Work instructions: Copy the data that follows, character for character, minus the pictures.
++++ The data
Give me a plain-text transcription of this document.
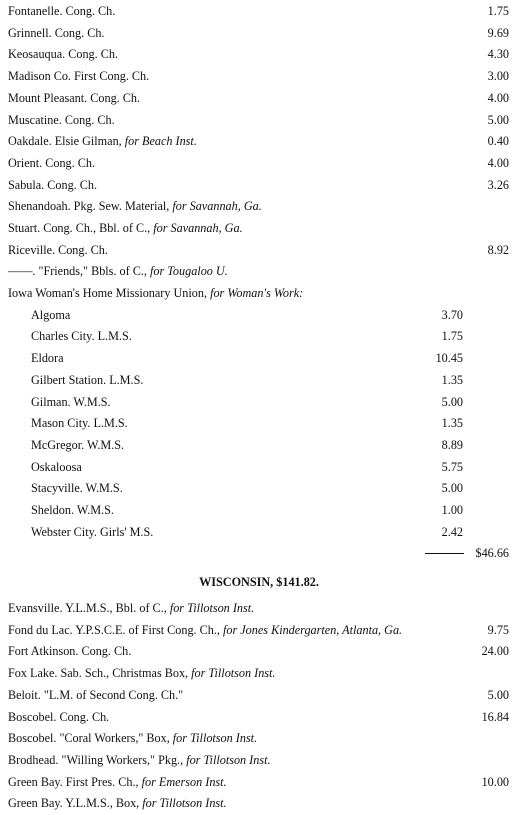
Fontanelle. Cong. Ch.	1.75
Grinnell. Cong. Ch.	9.69
Keosauqua. Cong. Ch.	4.30
Madison Co. First Cong. Ch.	3.00
Mount Pleasant. Cong. Ch.	4.00
Muscatine. Cong. Ch.	5.00
Oakdale. Elsie Gilman, for Beach Inst.	0.40
Orient. Cong. Ch.	4.00
Sabula. Cong. Ch.	3.26
Shenandoah. Pkg. Sew. Material, for Savannah, Ga.
Stuart. Cong. Ch., Bbl. of C., for Savannah, Ga.
Riceville. Cong. Ch.	8.92
——. "Friends," Bbls. of C., for Tougaloo U.
Iowa Woman's Home Missionary Union, for Woman's Work:
Algoma	3.70
Charles City. L.M.S.	1.75
Eldora	10.45
Gilbert Station. L.M.S.	1.35
Gilman. W.M.S.	5.00
Mason City. L.M.S.	1.35
McGregor. W.M.S.	8.89
Oskaloosa	5.75
Stacyville. W.M.S.	5.00
Sheldon. W.M.S.	1.00
Webster City. Girls' M.S.	2.42
$46.66
WISCONSIN, $141.82.
Evansville. Y.L.M.S., Bbl. of C., for Tillotson Inst.
Fond du Lac. Y.P.S.C.E. of First Cong. Ch., for Jones Kindergarten, Atlanta, Ga.	9.75
Fort Atkinson. Cong. Ch.	24.00
Fox Lake. Sab. Sch., Christmas Box, for Tillotson Inst.
Beloit. "L.M. of Second Cong. Ch."	5.00
Boscobel. Cong. Ch.	16.84
Boscobel. "Coral Workers," Box, for Tillotson Inst.
Brodhead. "Willing Workers," Pkg., for Tillotson Inst.
Green Bay. First Pres. Ch., for Emerson Inst.	10.00
Green Bay. Y.L.M.S., Box, for Tillotson Inst.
++++++++
Solved problem:
Give me a plain-text transcription of this document.
Fontanelle. Cong. Ch.	1.75
Grinnell. Cong. Ch.	9.69
Keosauqua. Cong. Ch.	4.30
Madison Co. First Cong. Ch.	3.00
Mount Pleasant. Cong. Ch.	4.00
Muscatine. Cong. Ch.	5.00
Oakdale. Elsie Gilman, for Beach Inst.	0.40
Orient. Cong. Ch.	4.00
Sabula. Cong. Ch.	3.26
Shenandoah. Pkg. Sew. Material, for Savannah, Ga.
Stuart. Cong. Ch., Bbl. of C., for Savannah, Ga.
Riceville. Cong. Ch.	8.92
——. "Friends," Bbls. of C., for Tougaloo U.
Iowa Woman's Home Missionary Union, for Woman's Work:
Algoma	3.70
Charles City. L.M.S.	1.75
Eldora	10.45
Gilbert Station. L.M.S.	1.35
Gilman. W.M.S.	5.00
Mason City. L.M.S.	1.35
McGregor. W.M.S.	8.89
Oskaloosa	5.75
Stacyville. W.M.S.	5.00
Sheldon. W.M.S.	1.00
Webster City. Girls' M.S.	2.42
$46.66
WISCONSIN, $141.82.
Evansville. Y.L.M.S., Bbl. of C., for Tillotson Inst.
Fond du Lac. Y.P.S.C.E. of First Cong. Ch., for Jones Kindergarten, Atlanta, Ga.	9.75
Fort Atkinson. Cong. Ch.	24.00
Fox Lake. Sab. Sch., Christmas Box, for Tillotson Inst.
Beloit. "L.M. of Second Cong. Ch."	5.00
Boscobel. Cong. Ch.	16.84
Boscobel. "Coral Workers," Box, for Tillotson Inst.
Brodhead. "Willing Workers," Pkg., for Tillotson Inst.
Green Bay. First Pres. Ch., for Emerson Inst.	10.00
Green Bay. Y.L.M.S., Box, for Tillotson Inst.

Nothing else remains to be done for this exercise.